_TASK GOAL_
Copy every line in the records below that contains the word "الوحدة".

_GIVEN RECORDS_
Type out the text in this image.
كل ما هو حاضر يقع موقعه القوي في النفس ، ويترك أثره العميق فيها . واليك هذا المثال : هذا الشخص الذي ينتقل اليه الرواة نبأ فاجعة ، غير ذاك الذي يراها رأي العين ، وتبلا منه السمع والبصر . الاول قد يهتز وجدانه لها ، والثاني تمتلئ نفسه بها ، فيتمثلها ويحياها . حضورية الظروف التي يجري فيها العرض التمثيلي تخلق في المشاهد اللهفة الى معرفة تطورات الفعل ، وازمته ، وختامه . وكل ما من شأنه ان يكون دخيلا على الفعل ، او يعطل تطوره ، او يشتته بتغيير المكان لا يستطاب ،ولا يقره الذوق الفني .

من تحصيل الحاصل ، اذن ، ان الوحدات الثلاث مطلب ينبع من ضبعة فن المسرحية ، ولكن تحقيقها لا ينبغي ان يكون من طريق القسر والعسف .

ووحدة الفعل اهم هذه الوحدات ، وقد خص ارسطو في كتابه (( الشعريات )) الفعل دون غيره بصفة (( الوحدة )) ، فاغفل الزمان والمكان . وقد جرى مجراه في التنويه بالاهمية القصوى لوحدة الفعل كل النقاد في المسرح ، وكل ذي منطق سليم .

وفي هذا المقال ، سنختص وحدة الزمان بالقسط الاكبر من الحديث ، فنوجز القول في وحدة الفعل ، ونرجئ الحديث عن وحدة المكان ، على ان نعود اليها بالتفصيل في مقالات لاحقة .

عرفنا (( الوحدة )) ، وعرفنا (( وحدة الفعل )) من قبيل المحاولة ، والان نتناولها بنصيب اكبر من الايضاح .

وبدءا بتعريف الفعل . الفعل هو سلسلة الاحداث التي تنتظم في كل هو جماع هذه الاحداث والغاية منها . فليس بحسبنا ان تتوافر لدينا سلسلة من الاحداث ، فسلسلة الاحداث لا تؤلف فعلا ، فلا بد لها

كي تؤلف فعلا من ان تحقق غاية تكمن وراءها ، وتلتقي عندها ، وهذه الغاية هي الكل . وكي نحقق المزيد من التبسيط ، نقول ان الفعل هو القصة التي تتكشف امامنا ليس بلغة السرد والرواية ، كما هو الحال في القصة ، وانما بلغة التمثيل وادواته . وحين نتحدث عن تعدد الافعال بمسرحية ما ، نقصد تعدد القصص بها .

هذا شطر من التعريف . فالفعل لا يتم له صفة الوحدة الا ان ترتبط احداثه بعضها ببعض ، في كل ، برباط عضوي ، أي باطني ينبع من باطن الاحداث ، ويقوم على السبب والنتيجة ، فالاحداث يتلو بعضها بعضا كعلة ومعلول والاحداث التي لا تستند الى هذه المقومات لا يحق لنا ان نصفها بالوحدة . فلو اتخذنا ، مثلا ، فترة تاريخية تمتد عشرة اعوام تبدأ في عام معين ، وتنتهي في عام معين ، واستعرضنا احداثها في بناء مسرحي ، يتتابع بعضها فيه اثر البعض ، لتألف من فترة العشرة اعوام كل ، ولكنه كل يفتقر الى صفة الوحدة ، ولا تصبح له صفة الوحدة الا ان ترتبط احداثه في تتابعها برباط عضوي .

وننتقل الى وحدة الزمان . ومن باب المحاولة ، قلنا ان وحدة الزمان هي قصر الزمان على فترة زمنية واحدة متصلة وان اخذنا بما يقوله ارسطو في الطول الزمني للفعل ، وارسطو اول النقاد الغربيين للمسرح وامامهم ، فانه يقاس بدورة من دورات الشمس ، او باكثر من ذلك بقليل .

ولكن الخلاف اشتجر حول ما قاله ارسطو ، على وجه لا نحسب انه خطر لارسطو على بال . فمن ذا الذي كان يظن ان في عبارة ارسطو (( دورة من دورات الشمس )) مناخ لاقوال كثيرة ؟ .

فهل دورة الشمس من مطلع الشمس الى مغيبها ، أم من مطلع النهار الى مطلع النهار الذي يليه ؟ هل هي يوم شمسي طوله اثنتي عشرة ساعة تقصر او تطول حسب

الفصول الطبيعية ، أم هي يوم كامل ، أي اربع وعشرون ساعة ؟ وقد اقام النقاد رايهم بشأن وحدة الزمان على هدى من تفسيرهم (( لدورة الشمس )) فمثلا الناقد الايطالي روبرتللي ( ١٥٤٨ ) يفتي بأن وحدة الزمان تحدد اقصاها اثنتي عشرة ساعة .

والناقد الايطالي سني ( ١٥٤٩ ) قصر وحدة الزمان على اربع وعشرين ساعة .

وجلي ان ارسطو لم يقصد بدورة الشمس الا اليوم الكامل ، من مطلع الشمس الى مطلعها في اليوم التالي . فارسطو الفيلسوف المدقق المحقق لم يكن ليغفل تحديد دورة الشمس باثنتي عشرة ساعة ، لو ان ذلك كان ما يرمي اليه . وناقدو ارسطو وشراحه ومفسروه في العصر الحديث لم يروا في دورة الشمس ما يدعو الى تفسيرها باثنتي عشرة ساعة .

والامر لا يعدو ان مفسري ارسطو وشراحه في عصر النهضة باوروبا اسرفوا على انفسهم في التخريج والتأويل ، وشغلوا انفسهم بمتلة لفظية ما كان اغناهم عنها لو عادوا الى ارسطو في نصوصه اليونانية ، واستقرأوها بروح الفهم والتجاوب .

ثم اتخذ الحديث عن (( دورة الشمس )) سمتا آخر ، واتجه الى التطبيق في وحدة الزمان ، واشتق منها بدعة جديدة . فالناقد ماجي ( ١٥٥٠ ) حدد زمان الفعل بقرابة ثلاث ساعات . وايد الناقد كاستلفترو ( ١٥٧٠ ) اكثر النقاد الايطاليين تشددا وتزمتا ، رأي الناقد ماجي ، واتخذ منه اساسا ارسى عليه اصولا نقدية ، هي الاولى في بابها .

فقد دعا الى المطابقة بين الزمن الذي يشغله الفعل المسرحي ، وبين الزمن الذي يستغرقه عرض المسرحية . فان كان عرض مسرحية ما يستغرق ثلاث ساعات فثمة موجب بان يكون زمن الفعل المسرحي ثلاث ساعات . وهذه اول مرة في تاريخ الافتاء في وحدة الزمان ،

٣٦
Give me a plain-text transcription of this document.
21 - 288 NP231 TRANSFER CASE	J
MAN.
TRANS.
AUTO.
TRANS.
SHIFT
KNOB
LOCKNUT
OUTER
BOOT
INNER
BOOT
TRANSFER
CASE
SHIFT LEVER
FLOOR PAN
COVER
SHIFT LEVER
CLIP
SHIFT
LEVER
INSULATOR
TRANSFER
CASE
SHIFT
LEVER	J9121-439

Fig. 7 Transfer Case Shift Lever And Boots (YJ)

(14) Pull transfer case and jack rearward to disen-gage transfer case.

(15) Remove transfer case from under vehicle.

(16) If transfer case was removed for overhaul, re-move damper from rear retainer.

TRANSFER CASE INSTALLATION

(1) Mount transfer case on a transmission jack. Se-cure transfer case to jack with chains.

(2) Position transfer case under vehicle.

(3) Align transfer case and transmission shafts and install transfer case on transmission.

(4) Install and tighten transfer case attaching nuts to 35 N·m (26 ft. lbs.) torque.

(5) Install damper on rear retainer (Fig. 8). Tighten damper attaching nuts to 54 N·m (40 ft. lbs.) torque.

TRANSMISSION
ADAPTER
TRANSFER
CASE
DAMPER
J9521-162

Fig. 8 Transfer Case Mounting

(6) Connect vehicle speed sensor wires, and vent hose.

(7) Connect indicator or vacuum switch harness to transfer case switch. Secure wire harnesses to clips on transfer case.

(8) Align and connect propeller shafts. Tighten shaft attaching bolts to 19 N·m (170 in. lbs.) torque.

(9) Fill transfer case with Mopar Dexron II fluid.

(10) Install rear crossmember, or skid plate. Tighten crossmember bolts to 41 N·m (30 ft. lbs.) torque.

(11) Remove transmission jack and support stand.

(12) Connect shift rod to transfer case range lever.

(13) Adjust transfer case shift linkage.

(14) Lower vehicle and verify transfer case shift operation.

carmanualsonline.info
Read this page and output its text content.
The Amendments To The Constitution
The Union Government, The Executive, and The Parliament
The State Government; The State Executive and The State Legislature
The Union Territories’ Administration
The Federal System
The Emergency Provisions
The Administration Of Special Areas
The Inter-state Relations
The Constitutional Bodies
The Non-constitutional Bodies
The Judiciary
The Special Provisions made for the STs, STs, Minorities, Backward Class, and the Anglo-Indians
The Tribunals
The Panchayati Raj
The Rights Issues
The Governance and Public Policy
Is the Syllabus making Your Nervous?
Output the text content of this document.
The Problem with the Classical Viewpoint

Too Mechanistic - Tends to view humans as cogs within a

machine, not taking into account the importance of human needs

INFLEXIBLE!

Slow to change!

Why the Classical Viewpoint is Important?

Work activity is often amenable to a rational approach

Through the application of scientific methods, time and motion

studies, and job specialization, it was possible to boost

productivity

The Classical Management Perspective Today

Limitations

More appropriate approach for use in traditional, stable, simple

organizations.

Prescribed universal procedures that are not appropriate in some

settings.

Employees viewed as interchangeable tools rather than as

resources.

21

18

_FULL SOLUTION_
ووحدة الفعل اهم هذه الوحدات ، وقد خص ارسطو في كتابه (( الشعريات )) الفعل دون غيره بصفة (( الوحدة )) ، فاغفل الزمان والمكان . وقد جرى مجراه في التنويه بالاهمية القصوى لوحدة الفعل كل النقاد في المسرح ، وكل ذي منطق سليم .
عرفنا (( الوحدة )) ، وعرفنا (( وحدة الفعل )) من قبيل المحاولة ، والان نتناولها بنصيب اكبر من الايضاح .
هذا شطر من التعريف . فالفعل لا يتم له صفة الوحدة الا ان ترتبط احداثه بعضها ببعض ، في كل ، برباط عضوي ، أي باطني ينبع من باطن الاحداث ، ويقوم على السبب والنتيجة ، فالاحداث يتلو بعضها بعضا كعلة ومعلول والاحداث التي لا تستند الى هذه المقومات لا يحق لنا ان نصفها بالوحدة . فلو اتخذنا ، مثلا ، فترة تاريخية تمتد عشرة اعوام تبدأ في عام معين ، وتنتهي في عام معين ، واستعرضنا احداثها في بناء مسرحي ، يتتابع بعضها فيه اثر البعض ، لتألف من فترة العشرة اعوام كل ، ولكنه كل يفتقر الى صفة الوحدة ، ولا تصبح له صفة الوحدة الا ان ترتبط احداثه في تتابعها برباط عضوي .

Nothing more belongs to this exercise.